What the task asks: Copy every line in which the string "title" occurs.

☆ ☆ ☆ ☆ ☆ ☆ ☆

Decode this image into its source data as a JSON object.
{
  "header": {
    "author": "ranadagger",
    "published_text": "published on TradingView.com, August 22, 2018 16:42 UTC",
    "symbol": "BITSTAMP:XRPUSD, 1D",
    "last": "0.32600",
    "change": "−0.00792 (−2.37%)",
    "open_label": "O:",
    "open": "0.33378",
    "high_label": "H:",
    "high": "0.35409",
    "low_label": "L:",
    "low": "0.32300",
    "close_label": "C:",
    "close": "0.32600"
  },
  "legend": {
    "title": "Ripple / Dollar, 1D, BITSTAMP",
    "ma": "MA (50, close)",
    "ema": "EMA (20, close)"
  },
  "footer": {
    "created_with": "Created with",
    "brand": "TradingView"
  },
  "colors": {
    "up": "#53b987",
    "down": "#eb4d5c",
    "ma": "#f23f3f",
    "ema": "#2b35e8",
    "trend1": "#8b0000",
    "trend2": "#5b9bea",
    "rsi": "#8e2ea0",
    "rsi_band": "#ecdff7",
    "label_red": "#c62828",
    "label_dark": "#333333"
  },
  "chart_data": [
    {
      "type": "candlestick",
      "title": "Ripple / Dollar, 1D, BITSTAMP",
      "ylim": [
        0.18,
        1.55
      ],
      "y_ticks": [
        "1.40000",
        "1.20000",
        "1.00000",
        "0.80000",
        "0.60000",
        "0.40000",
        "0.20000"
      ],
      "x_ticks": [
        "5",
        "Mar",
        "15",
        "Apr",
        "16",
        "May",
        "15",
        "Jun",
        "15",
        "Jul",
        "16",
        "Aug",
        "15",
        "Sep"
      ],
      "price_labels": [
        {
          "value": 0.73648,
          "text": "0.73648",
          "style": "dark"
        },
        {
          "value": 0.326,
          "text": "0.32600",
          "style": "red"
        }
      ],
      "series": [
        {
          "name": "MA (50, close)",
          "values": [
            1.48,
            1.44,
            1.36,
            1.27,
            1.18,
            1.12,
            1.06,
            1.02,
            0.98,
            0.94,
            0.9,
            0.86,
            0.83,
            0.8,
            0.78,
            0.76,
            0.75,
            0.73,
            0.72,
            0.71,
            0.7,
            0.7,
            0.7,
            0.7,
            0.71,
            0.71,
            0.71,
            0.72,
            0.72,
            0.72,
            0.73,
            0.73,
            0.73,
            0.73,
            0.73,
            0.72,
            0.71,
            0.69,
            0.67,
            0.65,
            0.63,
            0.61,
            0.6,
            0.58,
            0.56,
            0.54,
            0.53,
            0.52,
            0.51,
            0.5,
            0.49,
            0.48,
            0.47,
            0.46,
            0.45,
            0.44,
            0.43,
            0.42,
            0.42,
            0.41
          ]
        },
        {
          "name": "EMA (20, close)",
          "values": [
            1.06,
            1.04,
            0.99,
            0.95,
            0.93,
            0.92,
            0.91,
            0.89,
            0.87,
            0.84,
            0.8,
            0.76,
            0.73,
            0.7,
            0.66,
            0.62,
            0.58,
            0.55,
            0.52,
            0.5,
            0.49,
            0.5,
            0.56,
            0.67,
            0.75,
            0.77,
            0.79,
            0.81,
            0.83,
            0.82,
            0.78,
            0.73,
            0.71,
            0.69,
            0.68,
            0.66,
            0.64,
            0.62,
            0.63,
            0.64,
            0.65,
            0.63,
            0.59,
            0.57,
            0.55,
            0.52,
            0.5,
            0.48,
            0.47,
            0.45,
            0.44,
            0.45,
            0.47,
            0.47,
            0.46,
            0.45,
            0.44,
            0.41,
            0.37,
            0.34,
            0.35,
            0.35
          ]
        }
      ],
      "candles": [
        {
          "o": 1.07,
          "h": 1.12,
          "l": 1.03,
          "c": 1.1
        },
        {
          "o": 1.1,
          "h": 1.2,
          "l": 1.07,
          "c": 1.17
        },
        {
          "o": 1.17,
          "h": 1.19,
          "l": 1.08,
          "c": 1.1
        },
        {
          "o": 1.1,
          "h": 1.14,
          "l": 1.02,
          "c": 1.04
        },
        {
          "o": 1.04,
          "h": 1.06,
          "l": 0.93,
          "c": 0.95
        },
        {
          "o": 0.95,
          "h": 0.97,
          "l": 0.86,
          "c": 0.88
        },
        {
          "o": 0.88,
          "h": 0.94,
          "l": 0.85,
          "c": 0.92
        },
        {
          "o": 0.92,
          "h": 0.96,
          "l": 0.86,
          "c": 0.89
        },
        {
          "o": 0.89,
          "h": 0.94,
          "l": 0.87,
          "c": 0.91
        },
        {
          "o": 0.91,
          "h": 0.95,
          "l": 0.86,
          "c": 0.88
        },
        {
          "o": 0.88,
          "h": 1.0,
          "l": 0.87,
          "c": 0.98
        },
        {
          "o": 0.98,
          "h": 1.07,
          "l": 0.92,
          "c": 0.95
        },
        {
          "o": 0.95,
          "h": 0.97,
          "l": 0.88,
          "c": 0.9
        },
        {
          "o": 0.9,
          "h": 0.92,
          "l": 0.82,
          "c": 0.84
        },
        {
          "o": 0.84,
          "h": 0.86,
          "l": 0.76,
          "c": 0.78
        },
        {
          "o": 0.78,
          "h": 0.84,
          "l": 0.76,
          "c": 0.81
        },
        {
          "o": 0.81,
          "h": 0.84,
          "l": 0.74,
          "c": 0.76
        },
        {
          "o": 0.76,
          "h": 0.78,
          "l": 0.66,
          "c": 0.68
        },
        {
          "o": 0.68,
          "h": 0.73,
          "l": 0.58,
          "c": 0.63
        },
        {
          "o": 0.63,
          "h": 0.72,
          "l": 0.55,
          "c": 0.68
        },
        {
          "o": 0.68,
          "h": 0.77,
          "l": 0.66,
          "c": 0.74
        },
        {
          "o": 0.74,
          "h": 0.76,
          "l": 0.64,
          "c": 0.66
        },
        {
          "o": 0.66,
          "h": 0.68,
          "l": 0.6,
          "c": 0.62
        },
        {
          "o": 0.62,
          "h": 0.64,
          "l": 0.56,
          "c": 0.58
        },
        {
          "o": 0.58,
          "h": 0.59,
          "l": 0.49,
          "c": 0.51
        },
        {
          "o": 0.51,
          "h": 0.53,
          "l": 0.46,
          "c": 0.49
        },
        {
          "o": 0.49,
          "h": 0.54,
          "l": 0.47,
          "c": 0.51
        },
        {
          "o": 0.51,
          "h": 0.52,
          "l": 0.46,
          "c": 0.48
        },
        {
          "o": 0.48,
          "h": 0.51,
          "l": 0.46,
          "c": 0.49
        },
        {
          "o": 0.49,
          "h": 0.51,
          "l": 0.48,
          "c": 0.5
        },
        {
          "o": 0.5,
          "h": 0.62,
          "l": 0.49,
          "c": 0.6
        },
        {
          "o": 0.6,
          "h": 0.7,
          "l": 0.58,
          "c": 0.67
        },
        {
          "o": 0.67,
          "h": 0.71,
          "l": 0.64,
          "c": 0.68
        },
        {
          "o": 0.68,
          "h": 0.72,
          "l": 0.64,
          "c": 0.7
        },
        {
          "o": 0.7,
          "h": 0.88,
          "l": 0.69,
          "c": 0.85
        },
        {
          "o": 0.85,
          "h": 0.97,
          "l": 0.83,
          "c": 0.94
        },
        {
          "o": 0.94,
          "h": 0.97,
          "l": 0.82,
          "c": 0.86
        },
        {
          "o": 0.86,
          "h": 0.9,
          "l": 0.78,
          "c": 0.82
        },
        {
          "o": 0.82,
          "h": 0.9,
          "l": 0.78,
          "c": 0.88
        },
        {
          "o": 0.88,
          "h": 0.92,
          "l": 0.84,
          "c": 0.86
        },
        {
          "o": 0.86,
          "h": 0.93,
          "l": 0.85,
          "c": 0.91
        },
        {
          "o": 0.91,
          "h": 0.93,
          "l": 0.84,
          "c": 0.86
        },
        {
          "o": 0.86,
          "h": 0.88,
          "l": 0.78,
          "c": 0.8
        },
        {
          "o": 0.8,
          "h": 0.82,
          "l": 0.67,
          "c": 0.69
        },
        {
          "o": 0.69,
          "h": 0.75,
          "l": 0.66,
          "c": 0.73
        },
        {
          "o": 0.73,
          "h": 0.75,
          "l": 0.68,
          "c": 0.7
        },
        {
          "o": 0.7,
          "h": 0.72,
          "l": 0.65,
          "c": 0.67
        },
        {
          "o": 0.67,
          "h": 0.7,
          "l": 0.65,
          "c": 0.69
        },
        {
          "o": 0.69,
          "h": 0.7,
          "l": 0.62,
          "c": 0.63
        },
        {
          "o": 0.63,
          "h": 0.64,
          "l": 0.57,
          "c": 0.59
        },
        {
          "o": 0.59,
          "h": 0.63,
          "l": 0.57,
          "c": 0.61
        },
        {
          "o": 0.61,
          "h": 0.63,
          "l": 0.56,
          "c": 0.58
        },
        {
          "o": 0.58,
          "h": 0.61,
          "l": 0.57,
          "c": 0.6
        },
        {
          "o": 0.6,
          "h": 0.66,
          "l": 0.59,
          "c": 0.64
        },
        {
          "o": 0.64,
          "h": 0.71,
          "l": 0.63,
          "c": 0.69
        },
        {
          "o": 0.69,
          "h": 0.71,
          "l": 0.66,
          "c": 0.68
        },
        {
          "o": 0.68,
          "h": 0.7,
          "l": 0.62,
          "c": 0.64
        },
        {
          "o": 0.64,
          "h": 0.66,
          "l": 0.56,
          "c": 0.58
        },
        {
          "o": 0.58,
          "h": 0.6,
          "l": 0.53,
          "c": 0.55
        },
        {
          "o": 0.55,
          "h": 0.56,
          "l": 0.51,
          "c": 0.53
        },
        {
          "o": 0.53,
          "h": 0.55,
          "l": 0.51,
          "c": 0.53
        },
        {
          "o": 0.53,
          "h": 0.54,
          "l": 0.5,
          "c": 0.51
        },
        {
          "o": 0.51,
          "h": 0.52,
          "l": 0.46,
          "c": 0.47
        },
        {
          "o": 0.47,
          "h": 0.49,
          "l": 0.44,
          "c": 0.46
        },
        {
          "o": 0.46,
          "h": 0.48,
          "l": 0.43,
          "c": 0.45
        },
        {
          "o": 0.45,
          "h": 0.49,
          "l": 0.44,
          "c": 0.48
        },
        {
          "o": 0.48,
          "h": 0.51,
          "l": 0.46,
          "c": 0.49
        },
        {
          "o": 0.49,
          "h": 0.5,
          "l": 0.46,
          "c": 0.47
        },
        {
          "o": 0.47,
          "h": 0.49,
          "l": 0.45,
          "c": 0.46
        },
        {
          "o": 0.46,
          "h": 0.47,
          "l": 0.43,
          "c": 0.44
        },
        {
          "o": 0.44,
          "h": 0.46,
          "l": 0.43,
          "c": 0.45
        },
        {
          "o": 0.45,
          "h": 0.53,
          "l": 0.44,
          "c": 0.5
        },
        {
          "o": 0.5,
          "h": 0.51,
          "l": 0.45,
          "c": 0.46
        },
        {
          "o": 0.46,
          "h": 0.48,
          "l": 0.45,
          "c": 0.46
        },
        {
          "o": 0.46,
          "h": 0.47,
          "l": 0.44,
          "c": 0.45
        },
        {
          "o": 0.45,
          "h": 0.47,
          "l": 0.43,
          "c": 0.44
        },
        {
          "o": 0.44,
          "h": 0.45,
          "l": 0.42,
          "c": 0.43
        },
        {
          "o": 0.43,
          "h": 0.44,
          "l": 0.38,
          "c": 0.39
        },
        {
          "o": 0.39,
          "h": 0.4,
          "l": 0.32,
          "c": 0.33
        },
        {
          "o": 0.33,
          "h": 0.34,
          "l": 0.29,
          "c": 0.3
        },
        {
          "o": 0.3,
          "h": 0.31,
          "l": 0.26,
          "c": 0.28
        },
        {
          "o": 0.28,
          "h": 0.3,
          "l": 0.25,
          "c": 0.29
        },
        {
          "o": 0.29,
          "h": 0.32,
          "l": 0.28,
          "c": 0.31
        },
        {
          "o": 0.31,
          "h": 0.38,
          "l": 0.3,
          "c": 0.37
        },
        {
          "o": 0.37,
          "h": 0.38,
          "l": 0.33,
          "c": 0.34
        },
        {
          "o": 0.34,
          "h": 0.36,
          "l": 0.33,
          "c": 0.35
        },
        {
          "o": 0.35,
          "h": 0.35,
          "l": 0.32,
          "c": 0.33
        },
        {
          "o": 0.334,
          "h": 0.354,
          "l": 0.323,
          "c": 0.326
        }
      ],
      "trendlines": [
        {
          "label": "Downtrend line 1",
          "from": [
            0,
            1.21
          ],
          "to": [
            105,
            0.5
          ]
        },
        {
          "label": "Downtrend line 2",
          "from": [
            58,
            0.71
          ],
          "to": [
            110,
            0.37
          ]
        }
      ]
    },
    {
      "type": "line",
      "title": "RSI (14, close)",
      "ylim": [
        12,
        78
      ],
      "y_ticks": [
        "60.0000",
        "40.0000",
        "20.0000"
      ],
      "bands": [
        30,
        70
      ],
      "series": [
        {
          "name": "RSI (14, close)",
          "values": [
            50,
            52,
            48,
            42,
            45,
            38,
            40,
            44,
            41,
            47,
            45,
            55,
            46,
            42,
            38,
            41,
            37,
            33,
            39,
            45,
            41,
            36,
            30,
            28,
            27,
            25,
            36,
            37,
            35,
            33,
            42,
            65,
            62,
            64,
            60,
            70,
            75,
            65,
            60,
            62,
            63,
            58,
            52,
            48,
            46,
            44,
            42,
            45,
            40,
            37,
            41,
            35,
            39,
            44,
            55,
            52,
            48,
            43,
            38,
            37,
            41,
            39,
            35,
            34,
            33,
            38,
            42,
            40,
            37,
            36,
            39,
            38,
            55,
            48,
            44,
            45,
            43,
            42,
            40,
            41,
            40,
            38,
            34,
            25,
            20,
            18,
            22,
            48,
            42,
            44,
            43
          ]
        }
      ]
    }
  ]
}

☆ ☆ ☆ ☆ ☆ ☆ ☆

Written response:
    "title": "Ripple / Dollar, 1D, BITSTAMP",
      "title": "Ripple / Dollar, 1D, BITSTAMP",
      "title": "RSI (14, close)",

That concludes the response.